YOUR INSTRUCTIONS: Scan the data below for the string "name". Copy every line where it appears.

==== MATERIAL FOR THE TASK ====

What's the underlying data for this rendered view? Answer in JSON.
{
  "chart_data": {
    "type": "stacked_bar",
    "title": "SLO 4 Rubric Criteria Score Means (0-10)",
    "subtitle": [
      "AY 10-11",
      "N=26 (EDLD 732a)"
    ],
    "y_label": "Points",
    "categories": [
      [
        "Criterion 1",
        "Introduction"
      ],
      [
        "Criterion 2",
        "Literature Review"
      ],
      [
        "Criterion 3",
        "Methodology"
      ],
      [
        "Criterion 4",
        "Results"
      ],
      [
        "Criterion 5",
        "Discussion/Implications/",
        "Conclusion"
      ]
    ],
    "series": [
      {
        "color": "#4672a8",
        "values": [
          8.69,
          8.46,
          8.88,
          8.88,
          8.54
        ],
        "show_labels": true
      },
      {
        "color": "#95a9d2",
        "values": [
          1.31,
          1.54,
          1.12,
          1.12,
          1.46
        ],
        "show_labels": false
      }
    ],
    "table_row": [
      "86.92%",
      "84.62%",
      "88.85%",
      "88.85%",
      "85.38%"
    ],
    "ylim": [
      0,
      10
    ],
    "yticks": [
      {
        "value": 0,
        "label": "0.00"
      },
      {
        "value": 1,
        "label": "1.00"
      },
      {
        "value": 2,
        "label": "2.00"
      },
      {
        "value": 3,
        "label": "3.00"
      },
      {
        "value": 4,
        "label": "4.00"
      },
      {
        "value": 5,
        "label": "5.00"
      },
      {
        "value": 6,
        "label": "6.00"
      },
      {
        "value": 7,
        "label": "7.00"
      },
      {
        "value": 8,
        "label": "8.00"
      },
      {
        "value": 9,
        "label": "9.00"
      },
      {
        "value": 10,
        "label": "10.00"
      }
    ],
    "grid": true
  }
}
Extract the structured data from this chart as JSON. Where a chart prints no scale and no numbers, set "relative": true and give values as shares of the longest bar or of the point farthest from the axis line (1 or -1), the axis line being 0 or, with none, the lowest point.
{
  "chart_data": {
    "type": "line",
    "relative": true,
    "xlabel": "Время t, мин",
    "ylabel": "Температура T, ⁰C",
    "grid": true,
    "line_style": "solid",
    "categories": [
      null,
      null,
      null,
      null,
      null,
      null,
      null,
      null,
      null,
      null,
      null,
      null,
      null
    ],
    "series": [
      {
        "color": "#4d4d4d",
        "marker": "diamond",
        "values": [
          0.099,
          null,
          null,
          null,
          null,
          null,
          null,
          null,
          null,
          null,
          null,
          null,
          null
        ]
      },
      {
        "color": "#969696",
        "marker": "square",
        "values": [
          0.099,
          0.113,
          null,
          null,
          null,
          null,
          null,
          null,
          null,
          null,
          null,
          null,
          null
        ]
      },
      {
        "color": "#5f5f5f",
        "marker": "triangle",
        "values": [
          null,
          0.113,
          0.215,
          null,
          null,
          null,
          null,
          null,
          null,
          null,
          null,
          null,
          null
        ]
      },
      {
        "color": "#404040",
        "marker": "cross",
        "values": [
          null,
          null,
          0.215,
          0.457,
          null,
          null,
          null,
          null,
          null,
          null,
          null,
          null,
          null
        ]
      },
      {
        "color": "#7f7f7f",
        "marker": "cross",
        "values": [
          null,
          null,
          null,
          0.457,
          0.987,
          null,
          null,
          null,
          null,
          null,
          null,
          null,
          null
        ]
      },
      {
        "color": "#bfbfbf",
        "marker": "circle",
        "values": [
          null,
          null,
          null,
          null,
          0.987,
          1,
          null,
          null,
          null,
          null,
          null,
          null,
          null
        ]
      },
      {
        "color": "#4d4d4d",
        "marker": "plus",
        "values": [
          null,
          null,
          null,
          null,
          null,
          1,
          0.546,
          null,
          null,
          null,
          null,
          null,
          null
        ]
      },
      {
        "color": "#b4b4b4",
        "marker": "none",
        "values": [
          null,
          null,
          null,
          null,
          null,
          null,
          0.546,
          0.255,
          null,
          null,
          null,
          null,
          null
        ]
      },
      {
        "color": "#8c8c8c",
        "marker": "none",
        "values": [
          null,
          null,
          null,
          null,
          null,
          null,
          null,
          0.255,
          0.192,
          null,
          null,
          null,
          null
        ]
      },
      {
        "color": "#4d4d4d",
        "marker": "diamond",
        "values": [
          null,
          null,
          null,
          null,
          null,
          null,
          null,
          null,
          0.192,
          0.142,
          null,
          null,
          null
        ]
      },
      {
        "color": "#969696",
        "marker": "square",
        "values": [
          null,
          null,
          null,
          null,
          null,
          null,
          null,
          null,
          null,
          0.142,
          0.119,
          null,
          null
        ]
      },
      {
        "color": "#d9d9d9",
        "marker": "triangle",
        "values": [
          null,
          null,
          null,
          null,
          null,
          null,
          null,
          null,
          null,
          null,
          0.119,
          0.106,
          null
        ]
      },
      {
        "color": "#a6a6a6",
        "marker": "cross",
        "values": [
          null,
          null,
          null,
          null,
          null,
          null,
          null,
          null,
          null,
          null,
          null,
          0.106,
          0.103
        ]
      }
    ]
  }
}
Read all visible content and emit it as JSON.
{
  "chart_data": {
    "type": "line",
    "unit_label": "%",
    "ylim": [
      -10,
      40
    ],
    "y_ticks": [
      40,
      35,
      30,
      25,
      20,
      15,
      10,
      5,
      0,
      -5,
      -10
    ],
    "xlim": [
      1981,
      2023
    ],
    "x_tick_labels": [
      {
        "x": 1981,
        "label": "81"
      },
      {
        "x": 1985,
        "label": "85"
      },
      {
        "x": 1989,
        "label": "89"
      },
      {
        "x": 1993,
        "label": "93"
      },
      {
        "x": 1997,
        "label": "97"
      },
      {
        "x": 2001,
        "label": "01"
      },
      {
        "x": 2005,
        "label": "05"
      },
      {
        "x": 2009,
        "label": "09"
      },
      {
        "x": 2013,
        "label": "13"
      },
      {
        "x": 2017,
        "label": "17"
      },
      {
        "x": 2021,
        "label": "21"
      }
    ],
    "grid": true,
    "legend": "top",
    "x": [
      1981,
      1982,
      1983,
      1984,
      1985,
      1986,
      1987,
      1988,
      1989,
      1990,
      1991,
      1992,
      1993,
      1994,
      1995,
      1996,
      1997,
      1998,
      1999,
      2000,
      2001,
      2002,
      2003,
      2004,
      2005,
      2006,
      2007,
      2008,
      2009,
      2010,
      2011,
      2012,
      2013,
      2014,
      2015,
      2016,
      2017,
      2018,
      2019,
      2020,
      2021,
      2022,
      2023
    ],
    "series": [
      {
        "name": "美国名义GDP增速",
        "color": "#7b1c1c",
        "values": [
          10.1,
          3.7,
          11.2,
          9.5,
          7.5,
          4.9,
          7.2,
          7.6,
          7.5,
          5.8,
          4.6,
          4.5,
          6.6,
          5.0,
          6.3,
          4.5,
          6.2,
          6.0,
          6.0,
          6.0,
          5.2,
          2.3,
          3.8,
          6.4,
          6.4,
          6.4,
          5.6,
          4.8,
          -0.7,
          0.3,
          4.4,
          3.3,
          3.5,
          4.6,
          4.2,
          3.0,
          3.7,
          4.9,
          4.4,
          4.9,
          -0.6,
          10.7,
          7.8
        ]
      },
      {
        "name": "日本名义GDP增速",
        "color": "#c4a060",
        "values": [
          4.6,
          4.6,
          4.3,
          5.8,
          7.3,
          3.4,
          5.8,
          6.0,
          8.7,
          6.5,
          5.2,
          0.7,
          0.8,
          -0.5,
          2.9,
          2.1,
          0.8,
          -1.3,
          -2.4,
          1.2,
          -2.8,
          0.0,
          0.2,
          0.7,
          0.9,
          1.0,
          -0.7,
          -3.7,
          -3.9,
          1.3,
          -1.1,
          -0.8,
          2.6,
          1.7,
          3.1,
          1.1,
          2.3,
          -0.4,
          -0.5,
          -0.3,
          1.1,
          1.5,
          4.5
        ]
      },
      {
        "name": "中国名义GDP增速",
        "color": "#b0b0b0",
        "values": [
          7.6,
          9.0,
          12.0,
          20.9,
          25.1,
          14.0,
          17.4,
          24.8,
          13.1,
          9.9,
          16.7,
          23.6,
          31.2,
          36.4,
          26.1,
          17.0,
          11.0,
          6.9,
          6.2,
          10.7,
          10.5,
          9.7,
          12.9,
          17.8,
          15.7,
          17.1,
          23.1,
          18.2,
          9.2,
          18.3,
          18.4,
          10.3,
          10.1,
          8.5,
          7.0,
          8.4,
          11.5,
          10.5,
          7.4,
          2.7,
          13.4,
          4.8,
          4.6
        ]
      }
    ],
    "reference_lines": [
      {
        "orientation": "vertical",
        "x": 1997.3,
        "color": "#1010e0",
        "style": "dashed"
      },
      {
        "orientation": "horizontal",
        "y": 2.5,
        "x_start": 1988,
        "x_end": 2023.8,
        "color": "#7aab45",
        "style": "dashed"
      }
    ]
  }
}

====

COMPLETED TASK:
        "name": "美国名义GDP增速",
        "name": "日本名义GDP增速",
        "name": "中国名义GDP增速",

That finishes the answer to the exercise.